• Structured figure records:

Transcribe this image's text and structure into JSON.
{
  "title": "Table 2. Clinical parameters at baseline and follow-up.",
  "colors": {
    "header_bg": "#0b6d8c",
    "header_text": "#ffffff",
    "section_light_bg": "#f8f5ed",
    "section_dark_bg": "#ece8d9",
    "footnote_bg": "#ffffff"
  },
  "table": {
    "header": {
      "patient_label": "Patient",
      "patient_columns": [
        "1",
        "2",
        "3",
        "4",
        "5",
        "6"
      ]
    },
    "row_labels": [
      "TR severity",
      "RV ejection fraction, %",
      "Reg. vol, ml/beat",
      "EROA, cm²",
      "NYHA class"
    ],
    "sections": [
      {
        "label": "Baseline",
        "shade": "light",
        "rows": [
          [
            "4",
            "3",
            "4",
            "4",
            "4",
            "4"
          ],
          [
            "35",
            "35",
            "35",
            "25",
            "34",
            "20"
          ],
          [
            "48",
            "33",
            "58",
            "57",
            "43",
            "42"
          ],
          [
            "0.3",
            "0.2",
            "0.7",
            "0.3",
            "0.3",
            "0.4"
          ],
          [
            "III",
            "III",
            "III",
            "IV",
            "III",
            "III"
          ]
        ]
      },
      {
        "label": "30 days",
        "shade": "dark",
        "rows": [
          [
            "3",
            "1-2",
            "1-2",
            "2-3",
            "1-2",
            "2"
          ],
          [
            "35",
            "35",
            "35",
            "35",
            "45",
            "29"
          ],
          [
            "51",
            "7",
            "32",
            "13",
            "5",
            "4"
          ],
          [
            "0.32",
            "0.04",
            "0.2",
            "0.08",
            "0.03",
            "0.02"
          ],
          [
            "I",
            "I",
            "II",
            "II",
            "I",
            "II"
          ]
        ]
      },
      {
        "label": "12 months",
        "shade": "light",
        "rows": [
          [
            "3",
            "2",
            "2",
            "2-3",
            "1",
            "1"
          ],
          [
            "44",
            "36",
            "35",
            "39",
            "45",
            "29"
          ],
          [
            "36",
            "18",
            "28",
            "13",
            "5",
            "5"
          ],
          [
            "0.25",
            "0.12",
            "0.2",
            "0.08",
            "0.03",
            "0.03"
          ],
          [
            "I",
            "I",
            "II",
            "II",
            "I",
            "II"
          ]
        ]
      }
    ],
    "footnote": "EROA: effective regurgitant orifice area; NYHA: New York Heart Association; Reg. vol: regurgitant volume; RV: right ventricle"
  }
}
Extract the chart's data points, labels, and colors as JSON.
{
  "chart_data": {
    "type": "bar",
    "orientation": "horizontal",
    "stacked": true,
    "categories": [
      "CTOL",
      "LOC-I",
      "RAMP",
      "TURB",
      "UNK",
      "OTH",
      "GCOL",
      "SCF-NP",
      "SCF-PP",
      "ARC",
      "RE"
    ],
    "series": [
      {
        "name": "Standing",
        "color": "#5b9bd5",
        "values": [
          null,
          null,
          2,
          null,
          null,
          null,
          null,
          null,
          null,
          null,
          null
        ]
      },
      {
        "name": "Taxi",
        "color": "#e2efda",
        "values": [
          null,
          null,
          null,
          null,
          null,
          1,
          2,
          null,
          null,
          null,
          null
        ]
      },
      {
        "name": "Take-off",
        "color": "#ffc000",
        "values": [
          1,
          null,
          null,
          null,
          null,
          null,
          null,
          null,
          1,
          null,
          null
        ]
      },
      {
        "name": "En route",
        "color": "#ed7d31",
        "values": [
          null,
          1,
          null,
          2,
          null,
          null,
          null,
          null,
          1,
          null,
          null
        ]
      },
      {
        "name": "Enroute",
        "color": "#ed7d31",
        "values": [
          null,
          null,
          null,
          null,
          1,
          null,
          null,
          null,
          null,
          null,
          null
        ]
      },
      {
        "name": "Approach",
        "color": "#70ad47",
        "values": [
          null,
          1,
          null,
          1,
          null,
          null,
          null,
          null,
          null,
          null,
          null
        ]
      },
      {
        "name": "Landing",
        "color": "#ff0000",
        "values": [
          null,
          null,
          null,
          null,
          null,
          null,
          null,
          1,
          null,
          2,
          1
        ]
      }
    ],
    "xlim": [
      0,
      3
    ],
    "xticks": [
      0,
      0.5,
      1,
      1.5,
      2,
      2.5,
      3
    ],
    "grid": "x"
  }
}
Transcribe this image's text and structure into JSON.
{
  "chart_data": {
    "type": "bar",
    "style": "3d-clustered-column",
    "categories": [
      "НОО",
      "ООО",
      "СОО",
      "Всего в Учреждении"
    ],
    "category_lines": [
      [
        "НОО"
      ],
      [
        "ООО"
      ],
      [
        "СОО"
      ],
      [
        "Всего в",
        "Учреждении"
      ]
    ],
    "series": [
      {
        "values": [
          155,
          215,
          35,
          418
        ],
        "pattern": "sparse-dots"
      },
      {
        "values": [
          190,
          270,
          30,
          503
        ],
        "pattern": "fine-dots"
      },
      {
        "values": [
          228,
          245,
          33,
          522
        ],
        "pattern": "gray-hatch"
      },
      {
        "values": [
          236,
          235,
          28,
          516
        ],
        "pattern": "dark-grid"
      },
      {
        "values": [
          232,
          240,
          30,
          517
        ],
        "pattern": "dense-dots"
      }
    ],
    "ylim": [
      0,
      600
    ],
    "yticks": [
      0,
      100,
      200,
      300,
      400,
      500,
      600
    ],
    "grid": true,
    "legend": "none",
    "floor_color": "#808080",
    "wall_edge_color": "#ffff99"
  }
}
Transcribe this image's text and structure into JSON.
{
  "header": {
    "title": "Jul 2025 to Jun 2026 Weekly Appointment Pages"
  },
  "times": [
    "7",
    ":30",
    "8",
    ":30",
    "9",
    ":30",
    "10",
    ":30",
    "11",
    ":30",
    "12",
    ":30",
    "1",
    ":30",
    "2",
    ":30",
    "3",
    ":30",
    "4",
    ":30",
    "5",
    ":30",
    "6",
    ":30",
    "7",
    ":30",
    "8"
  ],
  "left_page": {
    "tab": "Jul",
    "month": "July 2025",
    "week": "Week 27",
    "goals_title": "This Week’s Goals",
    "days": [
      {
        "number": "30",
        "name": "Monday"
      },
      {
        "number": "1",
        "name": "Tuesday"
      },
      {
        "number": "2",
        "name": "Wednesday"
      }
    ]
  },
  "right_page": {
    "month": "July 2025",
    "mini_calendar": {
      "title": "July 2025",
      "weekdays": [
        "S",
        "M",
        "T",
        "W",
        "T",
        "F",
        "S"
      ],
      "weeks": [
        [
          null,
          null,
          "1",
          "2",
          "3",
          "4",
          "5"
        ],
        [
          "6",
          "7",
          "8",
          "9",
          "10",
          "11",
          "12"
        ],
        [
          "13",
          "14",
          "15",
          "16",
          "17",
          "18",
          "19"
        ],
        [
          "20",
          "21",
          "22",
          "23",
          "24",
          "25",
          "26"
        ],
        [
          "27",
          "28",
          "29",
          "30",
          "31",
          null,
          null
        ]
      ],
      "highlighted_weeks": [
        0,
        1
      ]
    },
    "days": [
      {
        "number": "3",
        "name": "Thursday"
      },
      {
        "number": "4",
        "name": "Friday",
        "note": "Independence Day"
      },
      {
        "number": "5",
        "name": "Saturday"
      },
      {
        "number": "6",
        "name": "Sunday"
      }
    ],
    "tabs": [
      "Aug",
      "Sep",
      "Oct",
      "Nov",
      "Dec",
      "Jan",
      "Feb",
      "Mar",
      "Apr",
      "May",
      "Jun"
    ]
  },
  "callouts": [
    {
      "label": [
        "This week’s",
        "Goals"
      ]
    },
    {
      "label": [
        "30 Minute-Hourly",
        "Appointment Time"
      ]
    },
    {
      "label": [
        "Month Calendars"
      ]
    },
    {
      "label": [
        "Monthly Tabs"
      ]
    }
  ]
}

• Exercise brief: Transcribe all the entries, keeping each one exactly as it is.

• Task result:
Transcribe this image's text and structure into JSON.
{
  "title": "Table 2. Clinical parameters at baseline and follow-up.",
  "colors": {
    "header_bg": "#0b6d8c",
    "header_text": "#ffffff",
    "section_light_bg": "#f8f5ed",
    "section_dark_bg": "#ece8d9",
    "footnote_bg": "#ffffff"
  },
  "table": {
    "header": {
      "patient_label": "Patient",
      "patient_columns": [
        "1",
        "2",
        "3",
        "4",
        "5",
        "6"
      ]
    },
    "row_labels": [
      "TR severity",
      "RV ejection fraction, %",
      "Reg. vol, ml/beat",
      "EROA, cm²",
      "NYHA class"
    ],
    "sections": [
      {
        "label": "Baseline",
        "shade": "light",
        "rows": [
          [
            "4",
            "3",
            "4",
            "4",
            "4",
            "4"
          ],
          [
            "35",
            "35",
            "35",
            "25",
            "34",
            "20"
          ],
          [
            "48",
            "33",
            "58",
            "57",
            "43",
            "42"
          ],
          [
            "0.3",
            "0.2",
            "0.7",
            "0.3",
            "0.3",
            "0.4"
          ],
          [
            "III",
            "III",
            "III",
            "IV",
            "III",
            "III"
          ]
        ]
      },
      {
        "label": "30 days",
        "shade": "dark",
        "rows": [
          [
            "3",
            "1-2",
            "1-2",
            "2-3",
            "1-2",
            "2"
          ],
          [
            "35",
            "35",
            "35",
            "35",
            "45",
            "29"
          ],
          [
            "51",
            "7",
            "32",
            "13",
            "5",
            "4"
          ],
          [
            "0.32",
            "0.04",
            "0.2",
            "0.08",
            "0.03",
            "0.02"
          ],
          [
            "I",
            "I",
            "II",
            "II",
            "I",
            "II"
          ]
        ]
      },
      {
        "label": "12 months",
        "shade": "light",
        "rows": [
          [
            "3",
            "2",
            "2",
            "2-3",
            "1",
            "1"
          ],
          [
            "44",
            "36",
            "35",
            "39",
            "45",
            "29"
          ],
          [
            "36",
            "18",
            "28",
            "13",
            "5",
            "5"
          ],
          [
            "0.25",
            "0.12",
            "0.2",
            "0.08",
            "0.03",
            "0.03"
          ],
          [
            "I",
            "I",
            "II",
            "II",
            "I",
            "II"
          ]
        ]
      }
    ],
    "footnote": "EROA: effective regurgitant orifice area; NYHA: New York Heart Association; Reg. vol: regurgitant volume; RV: right ventricle"
  }
}
Extract the chart's data points, labels, and colors as JSON.
{
  "chart_data": {
    "type": "bar",
    "orientation": "horizontal",
    "stacked": true,
    "categories": [
      "CTOL",
      "LOC-I",
      "RAMP",
      "TURB",
      "UNK",
      "OTH",
      "GCOL",
      "SCF-NP",
      "SCF-PP",
      "ARC",
      "RE"
    ],
    "series": [
      {
        "name": "Standing",
        "color": "#5b9bd5",
        "values": [
          null,
          null,
          2,
          null,
          null,
          null,
          null,
          null,
          null,
          null,
          null
        ]
      },
      {
        "name": "Taxi",
        "color": "#e2efda",
        "values": [
          null,
          null,
          null,
          null,
          null,
          1,
          2,
          null,
          null,
          null,
          null
        ]
      },
      {
        "name": "Take-off",
        "color": "#ffc000",
        "values": [
          1,
          null,
          null,
          null,
          null,
          null,
          null,
          null,
          1,
          null,
          null
        ]
      },
      {
        "name": "En route",
        "color": "#ed7d31",
        "values": [
          null,
          1,
          null,
          2,
          null,
          null,
          null,
          null,
          1,
          null,
          null
        ]
      },
      {
        "name": "Enroute",
        "color": "#ed7d31",
        "values": [
          null,
          null,
          null,
          null,
          1,
          null,
          null,
          null,
          null,
          null,
          null
        ]
      },
      {
        "name": "Approach",
        "color": "#70ad47",
        "values": [
          null,
          1,
          null,
          1,
          null,
          null,
          null,
          null,
          null,
          null,
          null
        ]
      },
      {
        "name": "Landing",
        "color": "#ff0000",
        "values": [
          null,
          null,
          null,
          null,
          null,
          null,
          null,
          1,
          null,
          2,
          1
        ]
      }
    ],
    "xlim": [
      0,
      3
    ],
    "xticks": [
      0,
      0.5,
      1,
      1.5,
      2,
      2.5,
      3
    ],
    "grid": "x"
  }
}
Transcribe this image's text and structure into JSON.
{
  "chart_data": {
    "type": "bar",
    "style": "3d-clustered-column",
    "categories": [
      "НОО",
      "ООО",
      "СОО",
      "Всего в Учреждении"
    ],
    "category_lines": [
      [
        "НОО"
      ],
      [
        "ООО"
      ],
      [
        "СОО"
      ],
      [
        "Всего в",
        "Учреждении"
      ]
    ],
    "series": [
      {
        "values": [
          155,
          215,
          35,
          418
        ],
        "pattern": "sparse-dots"
      },
      {
        "values": [
          190,
          270,
          30,
          503
        ],
        "pattern": "fine-dots"
      },
      {
        "values": [
          228,
          245,
          33,
          522
        ],
        "pattern": "gray-hatch"
      },
      {
        "values": [
          236,
          235,
          28,
          516
        ],
        "pattern": "dark-grid"
      },
      {
        "values": [
          232,
          240,
          30,
          517
        ],
        "pattern": "dense-dots"
      }
    ],
    "ylim": [
      0,
      600
    ],
    "yticks": [
      0,
      100,
      200,
      300,
      400,
      500,
      600
    ],
    "grid": true,
    "legend": "none",
    "floor_color": "#808080",
    "wall_edge_color": "#ffff99"
  }
}
Transcribe this image's text and structure into JSON.
{
  "header": {
    "title": "Jul 2025 to Jun 2026 Weekly Appointment Pages"
  },
  "times": [
    "7",
    ":30",
    "8",
    ":30",
    "9",
    ":30",
    "10",
    ":30",
    "11",
    ":30",
    "12",
    ":30",
    "1",
    ":30",
    "2",
    ":30",
    "3",
    ":30",
    "4",
    ":30",
    "5",
    ":30",
    "6",
    ":30",
    "7",
    ":30",
    "8"
  ],
  "left_page": {
    "tab": "Jul",
    "month": "July 2025",
    "week": "Week 27",
    "goals_title": "This Week’s Goals",
    "days": [
      {
        "number": "30",
        "name": "Monday"
      },
      {
        "number": "1",
        "name": "Tuesday"
      },
      {
        "number": "2",
        "name": "Wednesday"
      }
    ]
  },
  "right_page": {
    "month": "July 2025",
    "mini_calendar": {
      "title": "July 2025",
      "weekdays": [
        "S",
        "M",
        "T",
        "W",
        "T",
        "F",
        "S"
      ],
      "weeks": [
        [
          null,
          null,
          "1",
          "2",
          "3",
          "4",
          "5"
        ],
        [
          "6",
          "7",
          "8",
          "9",
          "10",
          "11",
          "12"
        ],
        [
          "13",
          "14",
          "15",
          "16",
          "17",
          "18",
          "19"
        ],
        [
          "20",
          "21",
          "22",
          "23",
          "24",
          "25",
          "26"
        ],
        [
          "27",
          "28",
          "29",
          "30",
          "31",
          null,
          null
        ]
      ],
      "highlighted_weeks": [
        0,
        1
      ]
    },
    "days": [
      {
        "number": "3",
        "name": "Thursday"
      },
      {
        "number": "4",
        "name": "Friday",
        "note": "Independence Day"
      },
      {
        "number": "5",
        "name": "Saturday"
      },
      {
        "number": "6",
        "name": "Sunday"
      }
    ],
    "tabs": [
      "Aug",
      "Sep",
      "Oct",
      "Nov",
      "Dec",
      "Jan",
      "Feb",
      "Mar",
      "Apr",
      "May",
      "Jun"
    ]
  },
  "callouts": [
    {
      "label": [
        "This week’s",
        "Goals"
      ]
    },
    {
      "label": [
        "30 Minute-Hourly",
        "Appointment Time"
      ]
    },
    {
      "label": [
        "Month Calendars"
      ]
    },
    {
      "label": [
        "Monthly Tabs"
      ]
    }
  ]
}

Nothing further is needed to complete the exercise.